▸ THE EXERCISE: Each line of the material must be returned exactly.

::::::::

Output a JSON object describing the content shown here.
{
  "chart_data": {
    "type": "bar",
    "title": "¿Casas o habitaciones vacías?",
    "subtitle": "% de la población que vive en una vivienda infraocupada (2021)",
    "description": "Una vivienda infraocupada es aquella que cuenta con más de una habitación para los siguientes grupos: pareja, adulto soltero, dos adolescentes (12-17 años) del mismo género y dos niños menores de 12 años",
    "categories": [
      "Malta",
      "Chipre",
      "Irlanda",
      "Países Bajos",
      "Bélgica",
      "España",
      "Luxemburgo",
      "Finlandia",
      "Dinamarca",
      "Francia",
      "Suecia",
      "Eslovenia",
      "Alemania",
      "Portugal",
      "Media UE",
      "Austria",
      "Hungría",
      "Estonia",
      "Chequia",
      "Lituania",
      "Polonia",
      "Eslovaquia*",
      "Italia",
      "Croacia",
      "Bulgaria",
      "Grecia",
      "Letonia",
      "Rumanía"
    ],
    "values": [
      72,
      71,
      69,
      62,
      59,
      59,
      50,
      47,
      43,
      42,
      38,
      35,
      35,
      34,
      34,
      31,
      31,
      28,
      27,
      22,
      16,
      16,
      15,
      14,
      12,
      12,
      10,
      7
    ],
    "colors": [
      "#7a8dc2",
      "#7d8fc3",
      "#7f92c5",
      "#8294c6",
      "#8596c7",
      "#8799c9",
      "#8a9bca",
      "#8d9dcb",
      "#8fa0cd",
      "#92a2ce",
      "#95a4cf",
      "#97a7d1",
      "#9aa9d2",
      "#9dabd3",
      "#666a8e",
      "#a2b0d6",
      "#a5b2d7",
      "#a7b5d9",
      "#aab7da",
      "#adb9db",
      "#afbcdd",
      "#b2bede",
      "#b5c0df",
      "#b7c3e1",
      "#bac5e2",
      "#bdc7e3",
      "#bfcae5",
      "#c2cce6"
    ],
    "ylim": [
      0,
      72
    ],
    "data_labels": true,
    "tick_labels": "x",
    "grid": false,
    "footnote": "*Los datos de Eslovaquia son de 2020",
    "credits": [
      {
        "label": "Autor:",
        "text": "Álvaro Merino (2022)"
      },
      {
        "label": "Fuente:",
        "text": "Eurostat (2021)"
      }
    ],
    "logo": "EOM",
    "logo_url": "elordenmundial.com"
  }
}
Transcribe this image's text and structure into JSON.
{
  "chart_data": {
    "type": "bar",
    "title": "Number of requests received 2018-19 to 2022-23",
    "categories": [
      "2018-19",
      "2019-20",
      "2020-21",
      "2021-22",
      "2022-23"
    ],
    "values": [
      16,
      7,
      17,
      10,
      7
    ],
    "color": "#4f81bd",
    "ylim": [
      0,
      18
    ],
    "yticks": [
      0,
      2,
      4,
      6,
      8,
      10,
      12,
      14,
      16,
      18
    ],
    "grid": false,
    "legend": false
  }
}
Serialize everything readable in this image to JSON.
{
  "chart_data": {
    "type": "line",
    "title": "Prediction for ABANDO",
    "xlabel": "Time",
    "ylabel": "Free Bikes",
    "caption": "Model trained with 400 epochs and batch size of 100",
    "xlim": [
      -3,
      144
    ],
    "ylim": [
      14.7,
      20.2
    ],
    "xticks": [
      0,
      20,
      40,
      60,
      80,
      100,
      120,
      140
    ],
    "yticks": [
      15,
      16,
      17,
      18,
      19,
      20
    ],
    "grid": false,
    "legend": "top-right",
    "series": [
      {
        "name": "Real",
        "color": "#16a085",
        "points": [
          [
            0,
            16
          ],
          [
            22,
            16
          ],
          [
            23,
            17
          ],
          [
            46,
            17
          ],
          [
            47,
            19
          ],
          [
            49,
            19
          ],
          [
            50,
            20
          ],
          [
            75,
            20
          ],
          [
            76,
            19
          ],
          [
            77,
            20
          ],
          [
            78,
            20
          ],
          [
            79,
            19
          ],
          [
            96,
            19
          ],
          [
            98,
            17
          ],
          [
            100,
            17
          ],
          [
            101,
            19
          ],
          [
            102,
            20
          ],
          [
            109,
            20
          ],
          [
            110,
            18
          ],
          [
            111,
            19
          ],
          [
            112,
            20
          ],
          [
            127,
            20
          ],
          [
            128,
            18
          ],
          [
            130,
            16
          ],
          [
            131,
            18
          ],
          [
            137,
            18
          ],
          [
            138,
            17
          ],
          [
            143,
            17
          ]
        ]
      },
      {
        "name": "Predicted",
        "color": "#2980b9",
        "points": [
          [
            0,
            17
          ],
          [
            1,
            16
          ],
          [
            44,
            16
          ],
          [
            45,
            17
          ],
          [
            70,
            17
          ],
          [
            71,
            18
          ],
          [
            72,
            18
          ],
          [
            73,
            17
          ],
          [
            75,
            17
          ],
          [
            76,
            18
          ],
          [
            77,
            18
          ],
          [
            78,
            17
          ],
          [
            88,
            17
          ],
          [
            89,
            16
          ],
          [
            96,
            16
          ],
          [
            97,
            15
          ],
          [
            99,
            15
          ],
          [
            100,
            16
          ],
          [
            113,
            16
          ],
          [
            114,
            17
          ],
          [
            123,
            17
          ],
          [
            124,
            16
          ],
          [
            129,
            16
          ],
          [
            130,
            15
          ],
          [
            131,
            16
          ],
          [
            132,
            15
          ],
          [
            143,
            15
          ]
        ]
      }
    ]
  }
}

::::::::

▸ WORKED ANSWER:
Output a JSON object describing the content shown here.
{
  "chart_data": {
    "type": "bar",
    "title": "¿Casas o habitaciones vacías?",
    "subtitle": "% de la población que vive en una vivienda infraocupada (2021)",
    "description": "Una vivienda infraocupada es aquella que cuenta con más de una habitación para los siguientes grupos: pareja, adulto soltero, dos adolescentes (12-17 años) del mismo género y dos niños menores de 12 años",
    "categories": [
      "Malta",
      "Chipre",
      "Irlanda",
      "Países Bajos",
      "Bélgica",
      "España",
      "Luxemburgo",
      "Finlandia",
      "Dinamarca",
      "Francia",
      "Suecia",
      "Eslovenia",
      "Alemania",
      "Portugal",
      "Media UE",
      "Austria",
      "Hungría",
      "Estonia",
      "Chequia",
      "Lituania",
      "Polonia",
      "Eslovaquia*",
      "Italia",
      "Croacia",
      "Bulgaria",
      "Grecia",
      "Letonia",
      "Rumanía"
    ],
    "values": [
      72,
      71,
      69,
      62,
      59,
      59,
      50,
      47,
      43,
      42,
      38,
      35,
      35,
      34,
      34,
      31,
      31,
      28,
      27,
      22,
      16,
      16,
      15,
      14,
      12,
      12,
      10,
      7
    ],
    "colors": [
      "#7a8dc2",
      "#7d8fc3",
      "#7f92c5",
      "#8294c6",
      "#8596c7",
      "#8799c9",
      "#8a9bca",
      "#8d9dcb",
      "#8fa0cd",
      "#92a2ce",
      "#95a4cf",
      "#97a7d1",
      "#9aa9d2",
      "#9dabd3",
      "#666a8e",
      "#a2b0d6",
      "#a5b2d7",
      "#a7b5d9",
      "#aab7da",
      "#adb9db",
      "#afbcdd",
      "#b2bede",
      "#b5c0df",
      "#b7c3e1",
      "#bac5e2",
      "#bdc7e3",
      "#bfcae5",
      "#c2cce6"
    ],
    "ylim": [
      0,
      72
    ],
    "data_labels": true,
    "tick_labels": "x",
    "grid": false,
    "footnote": "*Los datos de Eslovaquia son de 2020",
    "credits": [
      {
        "label": "Autor:",
        "text": "Álvaro Merino (2022)"
      },
      {
        "label": "Fuente:",
        "text": "Eurostat (2021)"
      }
    ],
    "logo": "EOM",
    "logo_url": "elordenmundial.com"
  }
}
Transcribe this image's text and structure into JSON.
{
  "chart_data": {
    "type": "bar",
    "title": "Number of requests received 2018-19 to 2022-23",
    "categories": [
      "2018-19",
      "2019-20",
      "2020-21",
      "2021-22",
      "2022-23"
    ],
    "values": [
      16,
      7,
      17,
      10,
      7
    ],
    "color": "#4f81bd",
    "ylim": [
      0,
      18
    ],
    "yticks": [
      0,
      2,
      4,
      6,
      8,
      10,
      12,
      14,
      16,
      18
    ],
    "grid": false,
    "legend": false
  }
}
Serialize everything readable in this image to JSON.
{
  "chart_data": {
    "type": "line",
    "title": "Prediction for ABANDO",
    "xlabel": "Time",
    "ylabel": "Free Bikes",
    "caption": "Model trained with 400 epochs and batch size of 100",
    "xlim": [
      -3,
      144
    ],
    "ylim": [
      14.7,
      20.2
    ],
    "xticks": [
      0,
      20,
      40,
      60,
      80,
      100,
      120,
      140
    ],
    "yticks": [
      15,
      16,
      17,
      18,
      19,
      20
    ],
    "grid": false,
    "legend": "top-right",
    "series": [
      {
        "name": "Real",
        "color": "#16a085",
        "points": [
          [
            0,
            16
          ],
          [
            22,
            16
          ],
          [
            23,
            17
          ],
          [
            46,
            17
          ],
          [
            47,
            19
          ],
          [
            49,
            19
          ],
          [
            50,
            20
          ],
          [
            75,
            20
          ],
          [
            76,
            19
          ],
          [
            77,
            20
          ],
          [
            78,
            20
          ],
          [
            79,
            19
          ],
          [
            96,
            19
          ],
          [
            98,
            17
          ],
          [
            100,
            17
          ],
          [
            101,
            19
          ],
          [
            102,
            20
          ],
          [
            109,
            20
          ],
          [
            110,
            18
          ],
          [
            111,
            19
          ],
          [
            112,
            20
          ],
          [
            127,
            20
          ],
          [
            128,
            18
          ],
          [
            130,
            16
          ],
          [
            131,
            18
          ],
          [
            137,
            18
          ],
          [
            138,
            17
          ],
          [
            143,
            17
          ]
        ]
      },
      {
        "name": "Predicted",
        "color": "#2980b9",
        "points": [
          [
            0,
            17
          ],
          [
            1,
            16
          ],
          [
            44,
            16
          ],
          [
            45,
            17
          ],
          [
            70,
            17
          ],
          [
            71,
            18
          ],
          [
            72,
            18
          ],
          [
            73,
            17
          ],
          [
            75,
            17
          ],
          [
            76,
            18
          ],
          [
            77,
            18
          ],
          [
            78,
            17
          ],
          [
            88,
            17
          ],
          [
            89,
            16
          ],
          [
            96,
            16
          ],
          [
            97,
            15
          ],
          [
            99,
            15
          ],
          [
            100,
            16
          ],
          [
            113,
            16
          ],
          [
            114,
            17
          ],
          [
            123,
            17
          ],
          [
            124,
            16
          ],
          [
            129,
            16
          ],
          [
            130,
            15
          ],
          [
            131,
            16
          ],
          [
            132,
            15
          ],
          [
            143,
            15
          ]
        ]
      }
    ]
  }
}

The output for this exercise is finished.